**WHAT TO DO**
Rewrite the listing below with every "joint-marker" switched to "joint-node" and nothing else changed. Leave the pictures out.

[Items stored from a collection]

——

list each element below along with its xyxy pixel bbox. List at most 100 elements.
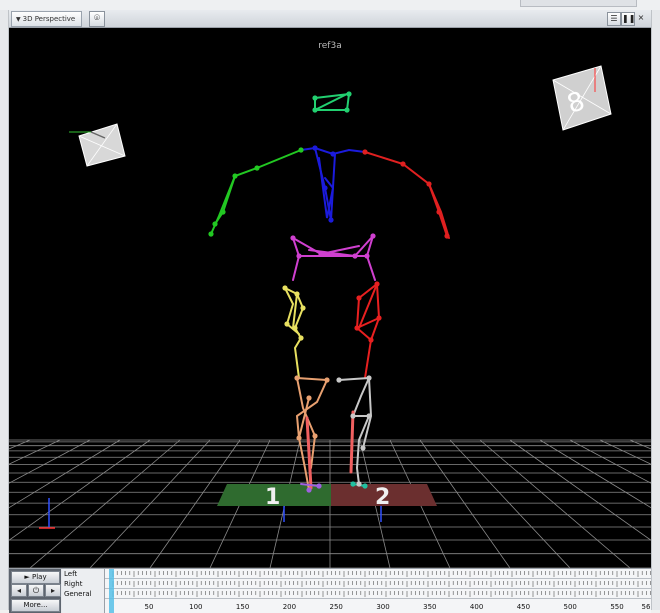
joint-marker — [324, 377, 330, 383]
ruler-label: 300 — [376, 603, 390, 611]
transport-controls: ◂ ⏻ ▸ — [11, 584, 61, 597]
joint-marker — [346, 91, 352, 97]
joint-marker — [296, 435, 302, 441]
joint-marker — [350, 481, 356, 487]
timeline-panel: ► Play ◂ ⏻ ▸ More... Left Right General … — [9, 568, 651, 613]
joint-marker — [212, 221, 218, 227]
right-shin-bone — [349, 410, 355, 474]
ruler-label: 400 — [469, 603, 484, 611]
joint-marker — [330, 151, 336, 157]
camera-icon[interactable]: ⌾ — [89, 11, 105, 27]
joint-marker — [306, 487, 312, 493]
dropdown-arrow-icon[interactable]: ▼ — [16, 16, 21, 23]
power-icon[interactable]: ⏻ — [28, 584, 44, 597]
joint-marker — [300, 305, 306, 311]
pause-icon[interactable]: ❚❚ — [621, 12, 635, 26]
ruler-label: 100 — [189, 603, 203, 611]
track-labels: Left Right General — [62, 569, 105, 613]
joint-marker — [292, 325, 298, 331]
ruler-label: 50 — [144, 603, 154, 611]
joint-marker — [376, 315, 382, 321]
timeline-tracks[interactable]: 50 100 150 200 250 300 350 400 450 500 550 56 — [105, 569, 651, 613]
skeleton — [210, 92, 450, 491]
camera-cube-left[interactable] — [69, 123, 126, 167]
joint-marker — [220, 209, 226, 215]
joint-marker — [350, 413, 356, 419]
more-button[interactable]: More... — [11, 599, 60, 612]
joint-marker — [366, 375, 372, 381]
left-thigh-segment — [284, 287, 305, 379]
right-arm-segment — [364, 151, 450, 239]
joint-marker — [298, 147, 304, 153]
joint-marker — [352, 253, 358, 259]
floor-marker-2-label: 2 — [375, 485, 390, 510]
ruler-label: 250 — [329, 603, 343, 611]
joint-marker — [312, 95, 318, 101]
joint-marker — [364, 253, 370, 259]
joint-marker — [426, 181, 432, 187]
3d-viewport[interactable]: 1 2 8 ref3a — [9, 28, 651, 568]
timeline-cursor[interactable] — [109, 569, 114, 613]
joint-marker — [312, 107, 318, 113]
joint-marker — [336, 377, 342, 383]
ruler-label: 200 — [282, 603, 297, 611]
step-forward-icon[interactable]: ▸ — [45, 584, 61, 597]
scene-svg: 1 2 8 ref3a — [9, 41, 651, 568]
viewport-tab[interactable]: ▼ 3D Perspective — [11, 11, 83, 27]
joint-marker — [328, 217, 334, 223]
joint-marker — [294, 375, 300, 381]
pelvis-segment — [292, 235, 376, 281]
joint-marker — [444, 233, 450, 239]
joint-marker — [362, 149, 368, 155]
joint-marker — [282, 285, 288, 291]
joint-marker — [360, 445, 366, 451]
joint-marker — [294, 291, 300, 297]
joint-marker — [322, 185, 328, 191]
track-label-left[interactable]: Left — [64, 569, 77, 579]
joint-marker — [436, 209, 442, 215]
play-button[interactable]: ► Play — [11, 571, 60, 584]
joint-marker — [254, 165, 260, 171]
transport-panel: ► Play ◂ ⏻ ▸ More... — [9, 569, 61, 613]
joint-marker — [306, 395, 312, 401]
joint-marker — [368, 337, 374, 343]
viewport-tab-label: 3D Perspective — [22, 15, 76, 23]
joint-marker — [370, 233, 376, 239]
left-sidebar — [0, 10, 9, 610]
camera-cube-right[interactable]: 8 — [552, 65, 612, 131]
ruler-label: 450 — [516, 603, 531, 611]
take-name: ref3a — [318, 41, 341, 51]
joint-marker — [316, 483, 322, 489]
joint-marker — [208, 231, 214, 237]
step-back-icon[interactable]: ◂ — [11, 584, 27, 597]
joint-marker — [400, 161, 406, 167]
spine-segment — [300, 146, 366, 221]
joint-marker — [232, 173, 238, 179]
ruler-label: 550 — [610, 603, 624, 611]
ruler-label: 500 — [563, 603, 577, 611]
joint-marker — [290, 235, 296, 241]
joint-marker — [284, 321, 290, 327]
joint-marker — [356, 295, 362, 301]
joint-marker — [374, 281, 380, 287]
joint-marker — [362, 483, 368, 489]
ruler-label: 350 — [423, 603, 437, 611]
ruler-label: 56 — [641, 603, 651, 611]
track-label-general[interactable]: General — [64, 589, 92, 599]
joint-marker — [356, 481, 362, 487]
skeleton-joints — [208, 91, 450, 493]
joint-marker — [344, 107, 350, 113]
head-segment — [314, 92, 351, 111]
joint-marker — [354, 325, 360, 331]
right-sidebar — [651, 10, 660, 610]
layout-grid-icon[interactable]: ☰ — [607, 12, 621, 26]
joint-marker — [318, 251, 324, 257]
ruler-label: 150 — [235, 603, 250, 611]
left-arm-segment — [210, 149, 302, 235]
joint-marker — [296, 253, 302, 259]
joint-marker — [312, 145, 318, 151]
close-icon[interactable]: × — [635, 12, 647, 24]
viewport-header: ▼ 3D Perspective ⌾ ☰ ❚❚ × — [9, 10, 651, 28]
top-scrollbar[interactable] — [520, 0, 637, 7]
track-label-right[interactable]: Right — [64, 579, 82, 589]
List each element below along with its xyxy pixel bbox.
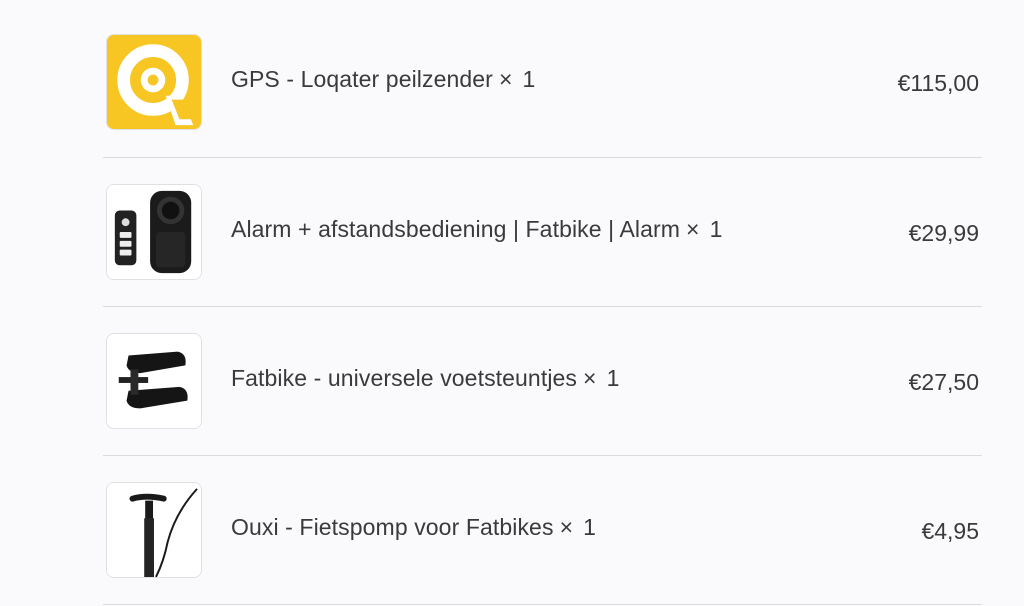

——

**EXERCISE ANSWER**
list each element below along with its xyxy pixel bbox. List at most 100 elements.
joint-node — [324, 377, 330, 383]
ruler-label: 300 — [376, 603, 390, 611]
transport-controls: ◂ ⏻ ▸ — [11, 584, 61, 597]
joint-node — [346, 91, 352, 97]
joint-node — [296, 435, 302, 441]
joint-node — [350, 481, 356, 487]
timeline-panel: ► Play ◂ ⏻ ▸ More... Left Right General … — [9, 568, 651, 613]
joint-node — [212, 221, 218, 227]
right-shin-bone — [349, 410, 355, 474]
ruler-label: 400 — [469, 603, 484, 611]
joint-node — [330, 151, 336, 157]
camera-icon[interactable]: ⌾ — [89, 11, 105, 27]
joint-node — [306, 487, 312, 493]
dropdown-arrow-icon[interactable]: ▼ — [16, 16, 21, 23]
power-icon[interactable]: ⏻ — [28, 584, 44, 597]
joint-node — [300, 305, 306, 311]
pause-icon[interactable]: ❚❚ — [621, 12, 635, 26]
ruler-label: 100 — [189, 603, 203, 611]
track-labels: Left Right General — [62, 569, 105, 613]
joint-node — [292, 325, 298, 331]
ruler-label: 50 — [144, 603, 154, 611]
joint-node — [376, 315, 382, 321]
timeline-tracks[interactable]: 50 100 150 200 250 300 350 400 450 500 550 56 — [105, 569, 651, 613]
skeleton — [210, 92, 450, 491]
camera-cube-left[interactable] — [69, 123, 126, 167]
joint-node — [220, 209, 226, 215]
joint-node — [350, 413, 356, 419]
more-button[interactable]: More... — [11, 599, 60, 612]
joint-node — [366, 375, 372, 381]
left-thigh-segment — [284, 287, 305, 379]
right-arm-segment — [364, 151, 450, 239]
joint-node — [298, 147, 304, 153]
joint-node — [352, 253, 358, 259]
floor-marker-2-label: 2 — [375, 485, 390, 510]
ruler-label: 250 — [329, 603, 343, 611]
joint-node — [312, 95, 318, 101]
joint-node — [364, 253, 370, 259]
joint-node — [426, 181, 432, 187]
3d-viewport[interactable]: 1 2 8 ref3a — [9, 28, 651, 568]
timeline-cursor[interactable] — [109, 569, 114, 613]
joint-node — [312, 107, 318, 113]
joint-node — [336, 377, 342, 383]
ruler-label: 200 — [282, 603, 297, 611]
step-forward-icon[interactable]: ▸ — [45, 584, 61, 597]
scene-svg: 1 2 8 ref3a — [9, 41, 651, 568]
viewport-tab[interactable]: ▼ 3D Perspective — [11, 11, 83, 27]
joint-node — [328, 217, 334, 223]
joint-node — [294, 375, 300, 381]
pelvis-segment — [292, 235, 376, 281]
joint-node — [444, 233, 450, 239]
joint-node — [362, 149, 368, 155]
joint-node — [282, 285, 288, 291]
joint-node — [360, 445, 366, 451]
joint-node — [294, 291, 300, 297]
joint-node — [322, 185, 328, 191]
track-label-left[interactable]: Left — [64, 569, 77, 579]
joint-node — [436, 209, 442, 215]
play-button[interactable]: ► Play — [11, 571, 60, 584]
joint-node — [254, 165, 260, 171]
transport-panel: ► Play ◂ ⏻ ▸ More... — [9, 569, 61, 613]
joint-node — [306, 395, 312, 401]
joint-node — [368, 337, 374, 343]
viewport-tab-label: 3D Perspective — [22, 15, 76, 23]
joint-node — [370, 233, 376, 239]
left-sidebar — [0, 10, 9, 610]
camera-cube-right[interactable]: 8 — [552, 65, 612, 131]
ruler-label: 450 — [516, 603, 531, 611]
take-name: ref3a — [318, 41, 341, 51]
joint-node — [316, 483, 322, 489]
joint-node — [208, 231, 214, 237]
step-back-icon[interactable]: ◂ — [11, 584, 27, 597]
joint-node — [400, 161, 406, 167]
spine-segment — [300, 146, 366, 221]
joint-node — [232, 173, 238, 179]
ruler-label: 550 — [610, 603, 624, 611]
ruler-label: 500 — [563, 603, 577, 611]
joint-node — [290, 235, 296, 241]
joint-node — [284, 321, 290, 327]
joint-node — [356, 295, 362, 301]
joint-node — [374, 281, 380, 287]
joint-node — [362, 483, 368, 489]
ruler-label: 350 — [423, 603, 437, 611]
ruler-label: 56 — [641, 603, 651, 611]
track-label-general[interactable]: General — [64, 589, 92, 599]
joint-node — [356, 481, 362, 487]
skeleton-joints — [208, 91, 450, 493]
joint-node — [344, 107, 350, 113]
head-segment — [314, 92, 351, 111]
joint-node — [354, 325, 360, 331]
right-sidebar — [651, 10, 660, 610]
layout-grid-icon[interactable]: ☰ — [607, 12, 621, 26]
joint-node — [318, 251, 324, 257]
ruler-label: 150 — [235, 603, 250, 611]
left-arm-segment — [210, 149, 302, 235]
joint-node — [296, 253, 302, 259]
joint-node — [312, 145, 318, 151]
close-icon[interactable]: × — [635, 12, 647, 24]
viewport-header: ▼ 3D Perspective ⌾ ☰ ❚❚ × — [9, 10, 651, 28]
top-scrollbar[interactable] — [520, 0, 637, 7]
track-label-right[interactable]: Right — [64, 579, 82, 589]
List each element below along with its xyxy pixel bbox.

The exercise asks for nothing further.